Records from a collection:
--- start ---

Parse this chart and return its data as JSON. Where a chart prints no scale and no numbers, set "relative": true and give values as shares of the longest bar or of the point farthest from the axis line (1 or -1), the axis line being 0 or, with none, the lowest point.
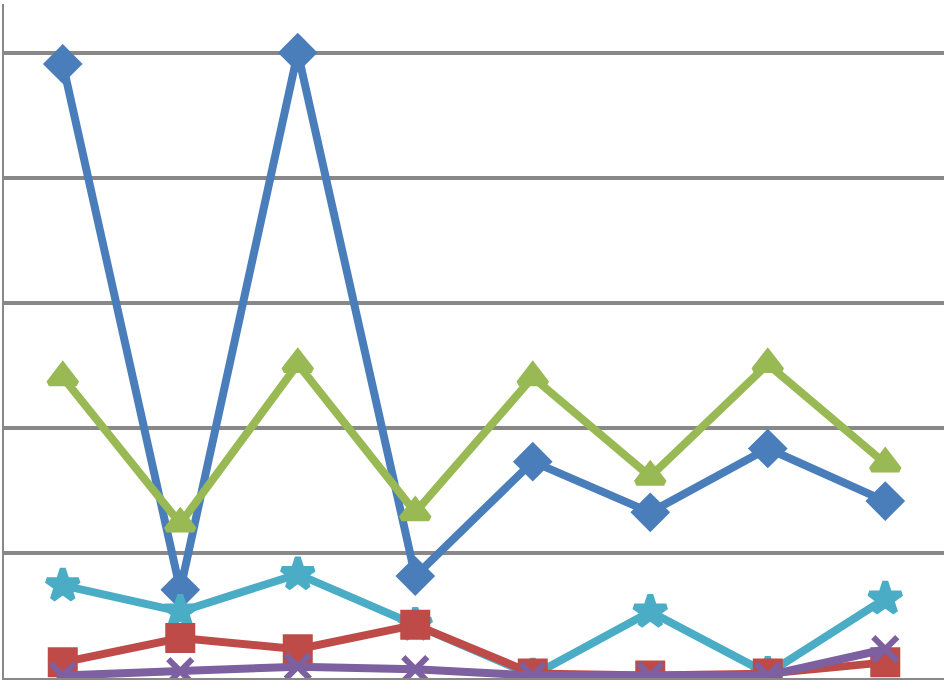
{
  "chart_data": {
    "type": "line",
    "relative": true,
    "grid": "y",
    "legend": false,
    "categories": [
      null,
      null,
      null,
      null,
      null,
      null,
      null,
      null
    ],
    "series": [
      {
        "color": "#4a7ebb",
        "marker": "diamond",
        "values": [
          0.982,
          0.141,
          1,
          0.163,
          0.346,
          0.265,
          0.367,
          0.283
        ]
      },
      {
        "color": "#98b954",
        "marker": "triangle",
        "values": [
          0.481,
          0.247,
          0.502,
          0.265,
          0.481,
          0.322,
          0.502,
          0.343
        ]
      },
      {
        "color": "#4bacc6",
        "marker": "star",
        "values": [
          0.148,
          0.106,
          0.166,
          0.085,
          0.004,
          0.106,
          0.007,
          0.127
        ]
      },
      {
        "color": "#be4b48",
        "marker": "square",
        "values": [
          0.025,
          0.064,
          0.046,
          0.085,
          0.007,
          0.004,
          0.007,
          0.025
        ]
      },
      {
        "color": "#7d60a0",
        "marker": "cross",
        "values": [
          0.004,
          0.011,
          0.018,
          0.014,
          0.004,
          0.004,
          0.004,
          0.046
        ]
      }
    ]
  }
}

--- end ---

• _Given instruction_: Retype every entry verbatim and exclude the pictures from the copy.

• _Finished task_:
Parse this chart and return its data as JSON. Where a chart prints no scale and no numbers, set "relative": true and give values as shares of the longest bar or of the point farthest from the axis line (1 or -1), the axis line being 0 or, with none, the lowest point.
{
  "chart_data": {
    "type": "line",
    "relative": true,
    "grid": "y",
    "legend": false,
    "categories": [
      null,
      null,
      null,
      null,
      null,
      null,
      null,
      null
    ],
    "series": [
      {
        "color": "#4a7ebb",
        "marker": "diamond",
        "values": [
          0.982,
          0.141,
          1,
          0.163,
          0.346,
          0.265,
          0.367,
          0.283
        ]
      },
      {
        "color": "#98b954",
        "marker": "triangle",
        "values": [
          0.481,
          0.247,
          0.502,
          0.265,
          0.481,
          0.322,
          0.502,
          0.343
        ]
      },
      {
        "color": "#4bacc6",
        "marker": "star",
        "values": [
          0.148,
          0.106,
          0.166,
          0.085,
          0.004,
          0.106,
          0.007,
          0.127
        ]
      },
      {
        "color": "#be4b48",
        "marker": "square",
        "values": [
          0.025,
          0.064,
          0.046,
          0.085,
          0.007,
          0.004,
          0.007,
          0.025
        ]
      },
      {
        "color": "#7d60a0",
        "marker": "cross",
        "values": [
          0.004,
          0.011,
          0.018,
          0.014,
          0.004,
          0.004,
          0.004,
          0.046
        ]
      }
    ]
  }
}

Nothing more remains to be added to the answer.